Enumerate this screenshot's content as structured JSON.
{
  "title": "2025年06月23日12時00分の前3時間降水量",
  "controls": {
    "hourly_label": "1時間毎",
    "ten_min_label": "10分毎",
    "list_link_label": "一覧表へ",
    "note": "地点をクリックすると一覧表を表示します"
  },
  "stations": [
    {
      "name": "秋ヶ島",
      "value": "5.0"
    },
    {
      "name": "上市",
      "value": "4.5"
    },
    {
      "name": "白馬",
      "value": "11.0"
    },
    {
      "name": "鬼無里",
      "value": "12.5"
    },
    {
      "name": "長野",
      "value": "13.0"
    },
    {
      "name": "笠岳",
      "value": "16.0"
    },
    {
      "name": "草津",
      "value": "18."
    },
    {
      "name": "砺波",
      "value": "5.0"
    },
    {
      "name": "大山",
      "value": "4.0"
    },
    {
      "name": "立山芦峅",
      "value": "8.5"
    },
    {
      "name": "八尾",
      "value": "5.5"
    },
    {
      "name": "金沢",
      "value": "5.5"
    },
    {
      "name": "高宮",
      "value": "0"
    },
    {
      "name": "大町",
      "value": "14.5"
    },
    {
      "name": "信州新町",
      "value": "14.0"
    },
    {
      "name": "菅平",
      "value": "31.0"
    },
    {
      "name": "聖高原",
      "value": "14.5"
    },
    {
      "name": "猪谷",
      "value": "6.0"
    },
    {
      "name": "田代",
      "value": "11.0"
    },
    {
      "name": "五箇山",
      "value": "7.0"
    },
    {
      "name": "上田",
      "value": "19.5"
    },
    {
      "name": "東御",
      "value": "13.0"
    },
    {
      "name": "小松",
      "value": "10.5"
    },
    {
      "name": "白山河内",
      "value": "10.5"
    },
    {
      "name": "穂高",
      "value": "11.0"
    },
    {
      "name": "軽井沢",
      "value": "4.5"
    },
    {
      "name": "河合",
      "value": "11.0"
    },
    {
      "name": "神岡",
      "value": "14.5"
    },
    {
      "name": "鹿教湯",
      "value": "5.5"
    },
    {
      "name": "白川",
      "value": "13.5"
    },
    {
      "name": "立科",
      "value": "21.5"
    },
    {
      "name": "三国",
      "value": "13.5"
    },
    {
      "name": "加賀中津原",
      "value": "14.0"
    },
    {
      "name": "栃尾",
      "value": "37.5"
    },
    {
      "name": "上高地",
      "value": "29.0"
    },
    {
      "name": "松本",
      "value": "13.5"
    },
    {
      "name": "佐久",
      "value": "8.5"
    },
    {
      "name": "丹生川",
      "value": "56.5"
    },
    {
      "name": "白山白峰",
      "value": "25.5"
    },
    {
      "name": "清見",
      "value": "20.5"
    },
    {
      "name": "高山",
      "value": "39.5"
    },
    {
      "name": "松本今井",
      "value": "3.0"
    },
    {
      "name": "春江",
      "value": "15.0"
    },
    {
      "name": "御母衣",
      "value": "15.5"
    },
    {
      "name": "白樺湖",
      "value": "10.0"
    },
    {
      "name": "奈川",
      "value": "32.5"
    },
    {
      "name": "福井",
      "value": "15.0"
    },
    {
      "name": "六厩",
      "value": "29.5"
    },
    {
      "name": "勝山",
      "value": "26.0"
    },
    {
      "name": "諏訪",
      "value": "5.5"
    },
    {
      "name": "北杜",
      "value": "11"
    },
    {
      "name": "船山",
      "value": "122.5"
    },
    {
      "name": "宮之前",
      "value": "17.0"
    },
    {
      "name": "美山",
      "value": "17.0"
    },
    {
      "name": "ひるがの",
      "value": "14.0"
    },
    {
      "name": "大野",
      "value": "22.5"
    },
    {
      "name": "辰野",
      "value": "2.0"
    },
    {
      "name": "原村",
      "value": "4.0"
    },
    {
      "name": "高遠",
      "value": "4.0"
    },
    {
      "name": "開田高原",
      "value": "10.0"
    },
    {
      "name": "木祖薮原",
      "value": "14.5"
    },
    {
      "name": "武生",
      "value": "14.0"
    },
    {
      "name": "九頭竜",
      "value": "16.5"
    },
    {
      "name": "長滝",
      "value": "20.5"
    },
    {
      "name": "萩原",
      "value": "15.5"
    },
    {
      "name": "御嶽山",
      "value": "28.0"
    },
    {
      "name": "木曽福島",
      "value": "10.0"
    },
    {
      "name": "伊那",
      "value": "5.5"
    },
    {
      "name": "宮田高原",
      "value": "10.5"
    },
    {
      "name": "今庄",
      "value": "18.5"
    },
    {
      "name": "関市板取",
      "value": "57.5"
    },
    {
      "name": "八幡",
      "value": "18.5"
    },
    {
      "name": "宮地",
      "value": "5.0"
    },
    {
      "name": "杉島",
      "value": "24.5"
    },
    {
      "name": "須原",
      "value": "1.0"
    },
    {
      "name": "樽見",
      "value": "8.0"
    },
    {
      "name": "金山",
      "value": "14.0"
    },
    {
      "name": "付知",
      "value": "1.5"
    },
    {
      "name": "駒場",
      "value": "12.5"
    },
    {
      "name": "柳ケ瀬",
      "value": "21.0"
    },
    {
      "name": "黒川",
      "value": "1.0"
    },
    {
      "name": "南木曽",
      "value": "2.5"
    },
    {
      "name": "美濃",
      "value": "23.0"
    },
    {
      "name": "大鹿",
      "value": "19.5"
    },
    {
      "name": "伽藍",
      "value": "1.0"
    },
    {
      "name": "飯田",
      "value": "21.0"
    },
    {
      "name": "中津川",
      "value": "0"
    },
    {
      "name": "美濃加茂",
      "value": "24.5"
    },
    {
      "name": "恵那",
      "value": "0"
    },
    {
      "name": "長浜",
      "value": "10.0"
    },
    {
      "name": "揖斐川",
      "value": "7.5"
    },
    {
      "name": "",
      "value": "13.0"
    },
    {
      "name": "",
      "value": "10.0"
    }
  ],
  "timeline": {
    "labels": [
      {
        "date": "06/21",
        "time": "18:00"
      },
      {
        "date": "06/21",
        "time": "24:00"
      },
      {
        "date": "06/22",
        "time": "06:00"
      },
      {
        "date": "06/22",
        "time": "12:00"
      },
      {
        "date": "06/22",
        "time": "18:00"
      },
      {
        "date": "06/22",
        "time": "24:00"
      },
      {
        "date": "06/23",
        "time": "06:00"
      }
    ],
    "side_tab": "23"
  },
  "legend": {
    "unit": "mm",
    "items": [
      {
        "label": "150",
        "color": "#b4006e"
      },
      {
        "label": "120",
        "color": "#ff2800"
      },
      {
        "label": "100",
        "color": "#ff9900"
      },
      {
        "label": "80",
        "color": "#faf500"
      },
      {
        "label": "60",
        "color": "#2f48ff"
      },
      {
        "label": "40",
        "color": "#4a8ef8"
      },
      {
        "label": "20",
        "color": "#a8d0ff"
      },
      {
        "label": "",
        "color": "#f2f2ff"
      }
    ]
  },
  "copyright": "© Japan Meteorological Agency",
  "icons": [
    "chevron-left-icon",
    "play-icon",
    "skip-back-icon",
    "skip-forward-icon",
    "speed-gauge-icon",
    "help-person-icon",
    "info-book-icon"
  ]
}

▶ [Short problem]: Select the lines from the entries that include the word "color".

▶ [Finished exercise]:
        "color": "#b4006e"
        "color": "#ff2800"
        "color": "#ff9900"
        "color": "#faf500"
        "color": "#2f48ff"
        "color": "#4a8ef8"
        "color": "#a8d0ff"
        "color": "#f2f2ff"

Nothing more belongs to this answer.